◆ WHAT THIS EXERCISE ASKS:
A. Decide whether each of the following statements agrees with the text on Victorian organ power: (i) the Bisschop engine is thought to be the only surviving Victorian gas engine, (ii) the voltmeter on the Worcester Cathedral console was small, and (iii) the Worcester console had a single starter rheostat. Answer yes or no for each, and quote the words of the text that settle it.
B. Write the next part of the text on Victorian organ power, starting right after its final sentence.

◆ EXTRACTED TEXT:
***

A Bisschop town gas engine of 1882 (Museum of Science and Industry in Manchester).  This delivered "1.5 man power" and could be "managed by any boy or girl".  A chilling echo of those dark, Satanic mills.  Note the dual belt-drive pulleys, one of which could have been used to drive a low voltage dynamo as at St John's, Birkenhead, while the other worked the bellows crank.  It is believed this is the only surviving example of a Victorian gas engine, and it was still in service in the mid-twentieth century working a large wood turning lathe for the production of wooden mangle rollers.  Those unfamiliar with mangles will need to know they were hand operated machines used for squeezing water out of newly washed garments prior to hanging them out to dry.

 

If the Birkenhead organ had a gas engine and a dynamo, which it did, why did Hope-Jones claim that its action ran on a dry cell?  And why have people believed him for so long?

 

For those who continue to doubt or ignore this evidence, these hypotheses are nevertheless supported by collateral information such as the following.  The console of the 1896 Hope-Jones organ at Worcester Cathedral had a voltmeter, quaintly called a galvanometer in some contemporary references, which possibly (we might go so far as to say probably) indicated the voltage given by a dynamo or motor-generator. As if to speak of his previous shipyard connections, it was of polished brass and of enormous ships’-engine-room dimensions, as can be seen from the picture below.  Action voltmeters (smaller ones) were standard console equipment in electric action organs for much of the 20th century and are not unknown today. In addition two large starter rheostats were present at the Worcester console, also visible in the picture, confirming that mains powered blowing was used as mentioned in some contemporary material. Thus a dynamo for the action current could have been driven by a blower motor, or perhaps one of the rheostats operated a motor-generator.

***

Coordinate annotation records
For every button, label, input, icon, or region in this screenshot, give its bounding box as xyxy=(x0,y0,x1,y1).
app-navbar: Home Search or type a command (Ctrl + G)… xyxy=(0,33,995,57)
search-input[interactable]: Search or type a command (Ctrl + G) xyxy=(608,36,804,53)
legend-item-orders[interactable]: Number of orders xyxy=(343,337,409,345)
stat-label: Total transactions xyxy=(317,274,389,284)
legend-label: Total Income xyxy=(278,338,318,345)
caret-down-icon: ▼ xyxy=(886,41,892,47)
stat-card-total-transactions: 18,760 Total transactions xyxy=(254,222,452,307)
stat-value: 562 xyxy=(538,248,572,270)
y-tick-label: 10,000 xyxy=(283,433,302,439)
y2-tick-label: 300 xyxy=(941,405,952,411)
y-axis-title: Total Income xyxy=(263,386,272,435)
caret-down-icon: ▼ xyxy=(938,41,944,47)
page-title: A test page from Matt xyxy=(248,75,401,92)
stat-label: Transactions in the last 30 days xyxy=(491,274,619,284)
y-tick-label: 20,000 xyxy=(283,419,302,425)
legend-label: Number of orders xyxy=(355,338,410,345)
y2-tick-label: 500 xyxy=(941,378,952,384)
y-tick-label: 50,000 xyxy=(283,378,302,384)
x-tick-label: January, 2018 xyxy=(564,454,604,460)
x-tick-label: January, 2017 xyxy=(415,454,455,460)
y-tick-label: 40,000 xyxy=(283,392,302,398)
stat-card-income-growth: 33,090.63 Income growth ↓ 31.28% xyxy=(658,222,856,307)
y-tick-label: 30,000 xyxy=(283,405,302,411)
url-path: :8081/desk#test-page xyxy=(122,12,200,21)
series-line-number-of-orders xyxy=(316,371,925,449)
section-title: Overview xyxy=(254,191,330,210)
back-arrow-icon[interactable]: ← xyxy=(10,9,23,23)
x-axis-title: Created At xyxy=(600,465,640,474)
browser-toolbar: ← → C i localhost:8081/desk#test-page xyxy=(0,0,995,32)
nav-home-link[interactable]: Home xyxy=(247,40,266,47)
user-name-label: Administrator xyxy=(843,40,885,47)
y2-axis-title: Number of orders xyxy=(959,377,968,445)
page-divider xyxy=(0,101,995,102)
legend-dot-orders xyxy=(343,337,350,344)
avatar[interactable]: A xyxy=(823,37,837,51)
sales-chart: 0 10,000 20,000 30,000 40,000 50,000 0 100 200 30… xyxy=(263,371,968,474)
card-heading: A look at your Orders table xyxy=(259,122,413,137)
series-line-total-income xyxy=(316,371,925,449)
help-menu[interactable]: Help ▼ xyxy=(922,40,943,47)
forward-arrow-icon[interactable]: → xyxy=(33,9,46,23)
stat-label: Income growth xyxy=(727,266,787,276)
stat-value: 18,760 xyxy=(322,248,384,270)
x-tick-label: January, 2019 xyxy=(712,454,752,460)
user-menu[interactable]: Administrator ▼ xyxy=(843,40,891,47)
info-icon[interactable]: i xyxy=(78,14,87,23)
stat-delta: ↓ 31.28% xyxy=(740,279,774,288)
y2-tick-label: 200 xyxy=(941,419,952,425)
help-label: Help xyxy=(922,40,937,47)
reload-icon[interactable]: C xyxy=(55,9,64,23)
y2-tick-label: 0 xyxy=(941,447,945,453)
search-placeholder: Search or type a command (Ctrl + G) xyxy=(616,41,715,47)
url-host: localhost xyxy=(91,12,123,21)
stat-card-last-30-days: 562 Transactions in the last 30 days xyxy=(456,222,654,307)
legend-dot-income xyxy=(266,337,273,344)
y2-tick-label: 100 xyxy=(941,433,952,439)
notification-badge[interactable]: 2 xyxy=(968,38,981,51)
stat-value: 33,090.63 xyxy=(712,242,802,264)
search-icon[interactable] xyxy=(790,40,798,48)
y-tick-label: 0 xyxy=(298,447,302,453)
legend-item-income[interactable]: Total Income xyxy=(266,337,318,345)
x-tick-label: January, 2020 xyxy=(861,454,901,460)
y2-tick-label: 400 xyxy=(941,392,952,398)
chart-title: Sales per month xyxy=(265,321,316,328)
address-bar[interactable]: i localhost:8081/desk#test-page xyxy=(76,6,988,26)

***

◆ WRITTEN RESPONSES:
A.
(i) Yes: "It is believed this is the only surviving example of a Victorian gas engine"
(ii) No: "it was of polished brass and of enormous ships’-engine-room dimensions"
(iii) No: "two large starter rheostats were present at the Worcester console"

B.
 

 

Some of the electrical gubbins associated with the Hope-Jones organ at Worcester cathedral c. 1896, attached to the stonework to the right of the console.  The box at the top indicated how much air was in the reservoir(s), and in the original photograph it is just possible to discern the word 'EMPTY' displayed in the window.  Therefore the wind was switched off when this picture was taken.  I am unsure whether this indicator was operated pneumatically or electrically however, as the connection leading from it could either have been a small diameter rubber tube or an electrical cable.  Below it is the enormous brass action voltmeter referred to in the text, probably made by the firm of Evershed & Vignoles, and below that can be seen the two quadrant starter rheostats also mentioned.  These would have become hot while starting the organ, so the organists were taking a chance in allowing their music books to spill over into this area.  At the bottom of the picture can be seen some Victorian electrical fittings (two pin plugs, sockets and fuses) made of porcelain.  (Reproduced by permission of the Dean and Chapter of Worcester).

 

The rather impressive console itself can be seen in the article Elgar's Organ Sonata and the Organs of Worcester Cathedral elsewhere on this website.

 

After reviewing material such as this, can anyone really continue to believe that Hope-Jones's largest organs actually ran on a single dry cell?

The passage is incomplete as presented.